• [Data entries]:
+ + + +
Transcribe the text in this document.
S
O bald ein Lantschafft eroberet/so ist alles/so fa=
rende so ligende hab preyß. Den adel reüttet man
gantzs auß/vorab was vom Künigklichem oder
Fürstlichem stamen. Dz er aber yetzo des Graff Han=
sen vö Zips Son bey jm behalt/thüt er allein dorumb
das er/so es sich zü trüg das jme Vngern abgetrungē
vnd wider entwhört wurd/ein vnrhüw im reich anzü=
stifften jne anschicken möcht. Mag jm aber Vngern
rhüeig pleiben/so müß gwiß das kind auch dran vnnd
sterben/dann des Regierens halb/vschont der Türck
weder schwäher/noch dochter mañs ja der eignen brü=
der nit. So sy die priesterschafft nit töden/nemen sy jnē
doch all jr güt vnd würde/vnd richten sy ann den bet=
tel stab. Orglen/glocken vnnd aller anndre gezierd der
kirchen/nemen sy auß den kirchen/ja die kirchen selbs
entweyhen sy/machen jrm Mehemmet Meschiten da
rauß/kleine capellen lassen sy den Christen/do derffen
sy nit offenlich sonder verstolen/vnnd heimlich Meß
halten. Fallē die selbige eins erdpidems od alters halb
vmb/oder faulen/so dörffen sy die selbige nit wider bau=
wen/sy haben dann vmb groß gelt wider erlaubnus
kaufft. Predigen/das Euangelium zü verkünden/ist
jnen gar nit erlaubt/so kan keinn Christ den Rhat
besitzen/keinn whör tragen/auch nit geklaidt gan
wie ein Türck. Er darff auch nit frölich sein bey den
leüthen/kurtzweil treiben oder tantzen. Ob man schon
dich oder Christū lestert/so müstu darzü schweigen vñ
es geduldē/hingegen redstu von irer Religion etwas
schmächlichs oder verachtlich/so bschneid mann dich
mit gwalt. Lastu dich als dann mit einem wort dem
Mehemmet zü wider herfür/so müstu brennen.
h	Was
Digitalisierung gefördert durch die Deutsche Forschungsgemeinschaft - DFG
+ + + +
• [Objective]:
Send back every record, precisely as written.

• [Expected answer]:
Transcribe the text in this document.
S
O bald ein Lantschafft eroberet/so ist alles/so fa=
rende so ligende hab preyß. Den adel reüttet man
gantzs auß/vorab was vom Künigklichem oder
Fürstlichem stamen. Dz er aber yetzo des Graff Han=
sen vö Zips Son bey jm behalt/thüt er allein dorumb
das er/so es sich zü trüg das jme Vngern abgetrungē
vnd wider entwhört wurd/ein vnrhüw im reich anzü=
stifften jne anschicken möcht. Mag jm aber Vngern
rhüeig pleiben/so müß gwiß das kind auch dran vnnd
sterben/dann des Regierens halb/vschont der Türck
weder schwäher/noch dochter mañs ja der eignen brü=
der nit. So sy die priesterschafft nit töden/nemen sy jnē
doch all jr güt vnd würde/vnd richten sy ann den bet=
tel stab. Orglen/glocken vnnd aller anndre gezierd der
kirchen/nemen sy auß den kirchen/ja die kirchen selbs
entweyhen sy/machen jrm Mehemmet Meschiten da
rauß/kleine capellen lassen sy den Christen/do derffen
sy nit offenlich sonder verstolen/vnnd heimlich Meß
halten. Fallē die selbige eins erdpidems od alters halb
vmb/oder faulen/so dörffen sy die selbige nit wider bau=
wen/sy haben dann vmb groß gelt wider erlaubnus
kaufft. Predigen/das Euangelium zü verkünden/ist
jnen gar nit erlaubt/so kan keinn Christ den Rhat
besitzen/keinn whör tragen/auch nit geklaidt gan
wie ein Türck. Er darff auch nit frölich sein bey den
leüthen/kurtzweil treiben oder tantzen. Ob man schon
dich oder Christū lestert/so müstu darzü schweigen vñ
es geduldē/hingegen redstu von irer Religion etwas
schmächlichs oder verachtlich/so bschneid mann dich
mit gwalt. Lastu dich als dann mit einem wort dem
Mehemmet zü wider herfür/so müstu brennen.
h	Was
Digitalisierung gefördert durch die Deutsche Forschungsgemeinschaft - DFG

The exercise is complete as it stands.